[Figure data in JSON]
###
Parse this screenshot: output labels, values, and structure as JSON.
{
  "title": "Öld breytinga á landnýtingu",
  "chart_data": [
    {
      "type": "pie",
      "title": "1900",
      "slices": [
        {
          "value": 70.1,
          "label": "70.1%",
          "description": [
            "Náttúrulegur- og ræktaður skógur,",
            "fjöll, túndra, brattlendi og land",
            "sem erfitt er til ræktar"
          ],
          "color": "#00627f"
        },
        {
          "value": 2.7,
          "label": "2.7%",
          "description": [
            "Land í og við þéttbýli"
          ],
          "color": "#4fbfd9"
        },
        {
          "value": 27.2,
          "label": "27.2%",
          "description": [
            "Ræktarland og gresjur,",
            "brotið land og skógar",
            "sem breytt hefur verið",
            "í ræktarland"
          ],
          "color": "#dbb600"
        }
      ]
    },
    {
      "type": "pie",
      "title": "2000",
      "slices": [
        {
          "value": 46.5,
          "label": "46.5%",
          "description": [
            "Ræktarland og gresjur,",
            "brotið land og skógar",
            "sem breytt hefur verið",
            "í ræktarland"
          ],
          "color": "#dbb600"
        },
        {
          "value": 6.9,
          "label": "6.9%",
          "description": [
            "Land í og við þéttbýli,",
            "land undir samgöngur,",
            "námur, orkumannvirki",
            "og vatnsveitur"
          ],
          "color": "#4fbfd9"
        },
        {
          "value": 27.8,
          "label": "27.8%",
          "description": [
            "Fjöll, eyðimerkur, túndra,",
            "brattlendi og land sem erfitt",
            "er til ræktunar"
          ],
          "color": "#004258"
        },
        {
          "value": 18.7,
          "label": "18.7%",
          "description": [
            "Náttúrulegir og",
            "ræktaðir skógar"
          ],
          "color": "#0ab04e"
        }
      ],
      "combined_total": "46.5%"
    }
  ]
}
###
-- REQUIRED TASK --
Go through the records above and set each one down exactly, please.

-- FINAL RESULT --
Parse this screenshot: output labels, values, and structure as JSON.
{
  "title": "Öld breytinga á landnýtingu",
  "chart_data": [
    {
      "type": "pie",
      "title": "1900",
      "slices": [
        {
          "value": 70.1,
          "label": "70.1%",
          "description": [
            "Náttúrulegur- og ræktaður skógur,",
            "fjöll, túndra, brattlendi og land",
            "sem erfitt er til ræktar"
          ],
          "color": "#00627f"
        },
        {
          "value": 2.7,
          "label": "2.7%",
          "description": [
            "Land í og við þéttbýli"
          ],
          "color": "#4fbfd9"
        },
        {
          "value": 27.2,
          "label": "27.2%",
          "description": [
            "Ræktarland og gresjur,",
            "brotið land og skógar",
            "sem breytt hefur verið",
            "í ræktarland"
          ],
          "color": "#dbb600"
        }
      ]
    },
    {
      "type": "pie",
      "title": "2000",
      "slices": [
        {
          "value": 46.5,
          "label": "46.5%",
          "description": [
            "Ræktarland og gresjur,",
            "brotið land og skógar",
            "sem breytt hefur verið",
            "í ræktarland"
          ],
          "color": "#dbb600"
        },
        {
          "value": 6.9,
          "label": "6.9%",
          "description": [
            "Land í og við þéttbýli,",
            "land undir samgöngur,",
            "námur, orkumannvirki",
            "og vatnsveitur"
          ],
          "color": "#4fbfd9"
        },
        {
          "value": 27.8,
          "label": "27.8%",
          "description": [
            "Fjöll, eyðimerkur, túndra,",
            "brattlendi og land sem erfitt",
            "er til ræktunar"
          ],
          "color": "#004258"
        },
        {
          "value": 18.7,
          "label": "18.7%",
          "description": [
            "Náttúrulegir og",
            "ræktaðir skógar"
          ],
          "color": "#0ab04e"
        }
      ],
      "combined_total": "46.5%"
    }
  ]
}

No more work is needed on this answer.